◆ RECORDS FOR PROCESSING ◆
--
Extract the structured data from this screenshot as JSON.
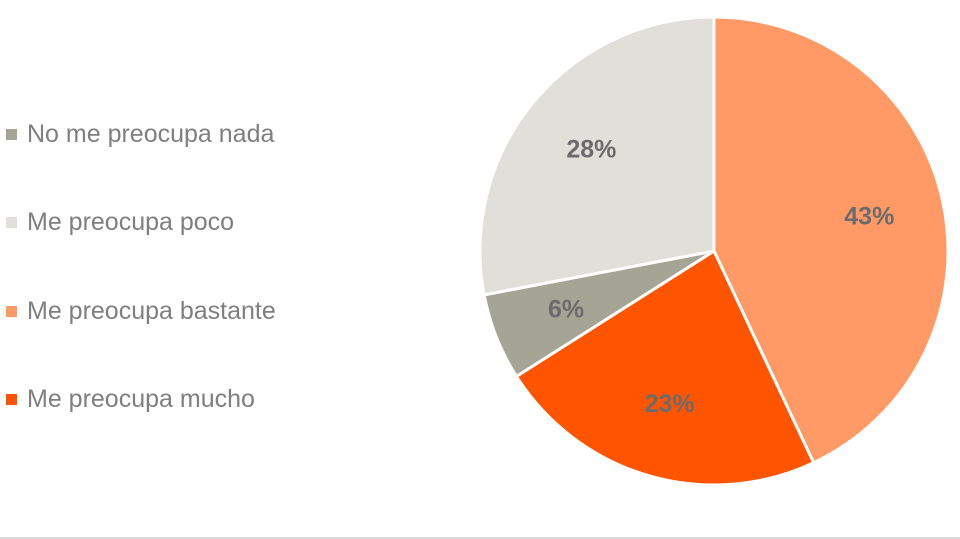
{
  "chart_data": {
    "type": "pie",
    "title": "",
    "legend_position": "left",
    "start_angle": "top",
    "direction": "clockwise",
    "slices": [
      {
        "label": "Me preocupa bastante",
        "value": 43,
        "data_label": "43%",
        "color": "#ff9966"
      },
      {
        "label": "Me preocupa mucho",
        "value": 23,
        "data_label": "23%",
        "color": "#ff5500"
      },
      {
        "label": "No me preocupa nada",
        "value": 6,
        "data_label": "6%",
        "color": "#a5a596"
      },
      {
        "label": "Me preocupa poco",
        "value": 28,
        "data_label": "28%",
        "color": "#e0dfd9"
      }
    ],
    "legend": [
      {
        "label": "No me preocupa nada",
        "color": "#a5a596"
      },
      {
        "label": "Me preocupa poco",
        "color": "#e0dfd9"
      },
      {
        "label": "Me preocupa bastante",
        "color": "#ff9966"
      },
      {
        "label": "Me preocupa mucho",
        "color": "#ff5500"
      }
    ],
    "data_label_color": "#6b6b6b"
  }
}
--
Verbatim reproduction of every record is required; images are left out.

◆ RESULT OF THE TASK ◆
Extract the structured data from this screenshot as JSON.
{
  "chart_data": {
    "type": "pie",
    "title": "",
    "legend_position": "left",
    "start_angle": "top",
    "direction": "clockwise",
    "slices": [
      {
        "label": "Me preocupa bastante",
        "value": 43,
        "data_label": "43%",
        "color": "#ff9966"
      },
      {
        "label": "Me preocupa mucho",
        "value": 23,
        "data_label": "23%",
        "color": "#ff5500"
      },
      {
        "label": "No me preocupa nada",
        "value": 6,
        "data_label": "6%",
        "color": "#a5a596"
      },
      {
        "label": "Me preocupa poco",
        "value": 28,
        "data_label": "28%",
        "color": "#e0dfd9"
      }
    ],
    "legend": [
      {
        "label": "No me preocupa nada",
        "color": "#a5a596"
      },
      {
        "label": "Me preocupa poco",
        "color": "#e0dfd9"
      },
      {
        "label": "Me preocupa bastante",
        "color": "#ff9966"
      },
      {
        "label": "Me preocupa mucho",
        "color": "#ff5500"
      }
    ],
    "data_label_color": "#6b6b6b"
  }
}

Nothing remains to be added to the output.